* Problem details *
Your answer is a single number: how many lines hold the word "Player"?

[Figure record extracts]
§

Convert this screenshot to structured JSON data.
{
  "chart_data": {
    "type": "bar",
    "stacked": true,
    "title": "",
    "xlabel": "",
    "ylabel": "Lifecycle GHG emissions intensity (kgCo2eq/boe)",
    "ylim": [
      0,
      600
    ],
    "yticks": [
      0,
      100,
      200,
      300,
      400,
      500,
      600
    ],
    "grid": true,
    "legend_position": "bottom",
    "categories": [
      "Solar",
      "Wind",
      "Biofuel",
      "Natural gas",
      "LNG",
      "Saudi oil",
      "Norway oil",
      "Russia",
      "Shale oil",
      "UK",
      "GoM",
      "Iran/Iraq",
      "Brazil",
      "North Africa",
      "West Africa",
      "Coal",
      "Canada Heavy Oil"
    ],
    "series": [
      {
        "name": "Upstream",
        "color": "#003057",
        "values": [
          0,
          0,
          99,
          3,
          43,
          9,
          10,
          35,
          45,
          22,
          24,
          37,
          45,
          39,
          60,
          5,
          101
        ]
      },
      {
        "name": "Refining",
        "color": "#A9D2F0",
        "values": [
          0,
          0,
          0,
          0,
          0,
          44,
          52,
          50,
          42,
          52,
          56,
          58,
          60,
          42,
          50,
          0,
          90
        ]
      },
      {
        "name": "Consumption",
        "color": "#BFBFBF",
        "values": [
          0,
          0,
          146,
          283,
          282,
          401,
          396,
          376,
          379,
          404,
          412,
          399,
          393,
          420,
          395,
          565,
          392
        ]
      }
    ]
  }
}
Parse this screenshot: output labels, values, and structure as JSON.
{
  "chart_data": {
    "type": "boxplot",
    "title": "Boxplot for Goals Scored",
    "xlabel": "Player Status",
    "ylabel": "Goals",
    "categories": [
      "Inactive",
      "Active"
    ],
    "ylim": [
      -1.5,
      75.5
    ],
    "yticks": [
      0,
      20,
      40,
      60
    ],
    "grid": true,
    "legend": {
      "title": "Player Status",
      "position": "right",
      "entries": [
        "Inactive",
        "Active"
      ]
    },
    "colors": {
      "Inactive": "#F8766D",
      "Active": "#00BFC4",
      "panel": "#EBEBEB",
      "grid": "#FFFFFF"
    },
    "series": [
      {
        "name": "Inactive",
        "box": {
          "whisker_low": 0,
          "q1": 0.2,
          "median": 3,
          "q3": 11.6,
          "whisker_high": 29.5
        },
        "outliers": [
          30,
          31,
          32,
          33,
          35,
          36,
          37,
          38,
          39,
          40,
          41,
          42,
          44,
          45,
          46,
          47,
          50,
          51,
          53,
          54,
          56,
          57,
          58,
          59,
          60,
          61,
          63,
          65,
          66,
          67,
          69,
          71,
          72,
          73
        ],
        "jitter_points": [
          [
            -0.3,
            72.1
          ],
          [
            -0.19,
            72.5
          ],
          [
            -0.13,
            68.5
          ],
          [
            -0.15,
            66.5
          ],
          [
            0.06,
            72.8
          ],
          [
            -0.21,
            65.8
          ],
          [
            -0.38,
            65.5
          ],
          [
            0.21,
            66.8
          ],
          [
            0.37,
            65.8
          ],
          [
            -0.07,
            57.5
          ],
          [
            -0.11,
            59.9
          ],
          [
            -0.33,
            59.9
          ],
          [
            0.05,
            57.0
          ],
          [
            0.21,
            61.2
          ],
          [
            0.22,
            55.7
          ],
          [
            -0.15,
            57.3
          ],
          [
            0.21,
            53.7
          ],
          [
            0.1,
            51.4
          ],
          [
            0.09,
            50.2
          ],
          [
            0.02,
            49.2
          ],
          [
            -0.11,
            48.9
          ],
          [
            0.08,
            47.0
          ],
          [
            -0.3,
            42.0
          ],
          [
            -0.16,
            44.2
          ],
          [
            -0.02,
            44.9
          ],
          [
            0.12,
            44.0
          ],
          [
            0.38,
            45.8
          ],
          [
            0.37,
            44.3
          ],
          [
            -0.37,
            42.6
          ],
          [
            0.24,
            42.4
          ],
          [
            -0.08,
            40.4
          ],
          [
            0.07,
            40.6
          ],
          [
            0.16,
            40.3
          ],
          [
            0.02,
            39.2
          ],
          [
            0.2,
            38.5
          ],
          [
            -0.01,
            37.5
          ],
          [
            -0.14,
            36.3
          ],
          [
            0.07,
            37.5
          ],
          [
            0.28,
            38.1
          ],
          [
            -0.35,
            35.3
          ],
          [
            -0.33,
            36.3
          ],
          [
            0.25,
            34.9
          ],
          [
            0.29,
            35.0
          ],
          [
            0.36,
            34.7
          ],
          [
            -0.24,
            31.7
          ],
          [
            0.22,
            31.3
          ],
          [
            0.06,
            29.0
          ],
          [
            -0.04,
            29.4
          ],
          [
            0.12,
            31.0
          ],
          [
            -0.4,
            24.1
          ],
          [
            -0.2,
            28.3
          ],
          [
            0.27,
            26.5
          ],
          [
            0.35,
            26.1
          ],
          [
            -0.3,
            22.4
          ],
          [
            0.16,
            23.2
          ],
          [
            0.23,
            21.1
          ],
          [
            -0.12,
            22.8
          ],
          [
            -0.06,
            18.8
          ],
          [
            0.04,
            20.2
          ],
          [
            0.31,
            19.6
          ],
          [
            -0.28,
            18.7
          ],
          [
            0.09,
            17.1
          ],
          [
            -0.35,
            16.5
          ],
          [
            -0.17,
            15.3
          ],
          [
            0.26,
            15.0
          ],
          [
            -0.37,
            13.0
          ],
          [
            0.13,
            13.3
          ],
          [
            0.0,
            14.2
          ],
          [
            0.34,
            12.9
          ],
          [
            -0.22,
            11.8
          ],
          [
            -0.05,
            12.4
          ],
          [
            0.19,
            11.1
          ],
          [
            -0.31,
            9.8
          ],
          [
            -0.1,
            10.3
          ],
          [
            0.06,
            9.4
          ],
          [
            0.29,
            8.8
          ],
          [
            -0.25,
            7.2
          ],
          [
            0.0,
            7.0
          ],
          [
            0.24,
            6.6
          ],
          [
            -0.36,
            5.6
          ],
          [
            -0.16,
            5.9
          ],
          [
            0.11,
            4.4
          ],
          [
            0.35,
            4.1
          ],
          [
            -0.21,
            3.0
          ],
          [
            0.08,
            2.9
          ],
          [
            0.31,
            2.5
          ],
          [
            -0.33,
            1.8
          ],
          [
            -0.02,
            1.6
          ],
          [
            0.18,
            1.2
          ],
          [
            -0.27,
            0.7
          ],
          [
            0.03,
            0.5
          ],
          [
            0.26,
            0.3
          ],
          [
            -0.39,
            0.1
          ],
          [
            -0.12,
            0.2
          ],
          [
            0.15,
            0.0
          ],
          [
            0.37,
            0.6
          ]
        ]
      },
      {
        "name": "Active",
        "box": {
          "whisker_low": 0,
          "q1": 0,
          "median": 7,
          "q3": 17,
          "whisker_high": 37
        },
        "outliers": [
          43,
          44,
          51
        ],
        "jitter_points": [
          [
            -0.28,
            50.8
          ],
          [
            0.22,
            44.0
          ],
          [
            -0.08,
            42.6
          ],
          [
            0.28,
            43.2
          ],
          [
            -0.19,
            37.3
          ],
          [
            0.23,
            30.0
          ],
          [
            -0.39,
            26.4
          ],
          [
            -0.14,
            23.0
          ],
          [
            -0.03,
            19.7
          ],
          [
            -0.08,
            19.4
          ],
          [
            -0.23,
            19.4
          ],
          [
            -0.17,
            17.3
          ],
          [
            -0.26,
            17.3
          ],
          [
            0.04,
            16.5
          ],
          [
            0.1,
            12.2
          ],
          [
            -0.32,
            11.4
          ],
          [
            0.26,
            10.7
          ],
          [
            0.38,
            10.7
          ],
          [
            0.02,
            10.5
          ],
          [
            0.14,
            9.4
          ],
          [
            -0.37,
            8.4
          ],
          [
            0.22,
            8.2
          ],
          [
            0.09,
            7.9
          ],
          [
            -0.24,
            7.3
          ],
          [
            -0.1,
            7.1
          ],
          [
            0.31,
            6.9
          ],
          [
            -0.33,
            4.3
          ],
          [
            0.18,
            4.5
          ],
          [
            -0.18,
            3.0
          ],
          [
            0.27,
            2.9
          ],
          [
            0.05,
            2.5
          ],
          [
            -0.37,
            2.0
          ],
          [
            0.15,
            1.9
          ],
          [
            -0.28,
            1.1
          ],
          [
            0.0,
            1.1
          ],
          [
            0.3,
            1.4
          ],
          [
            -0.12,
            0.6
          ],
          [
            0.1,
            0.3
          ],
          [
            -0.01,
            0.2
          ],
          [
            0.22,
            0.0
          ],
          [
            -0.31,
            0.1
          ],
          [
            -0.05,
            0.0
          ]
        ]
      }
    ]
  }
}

§

* Task solution *
2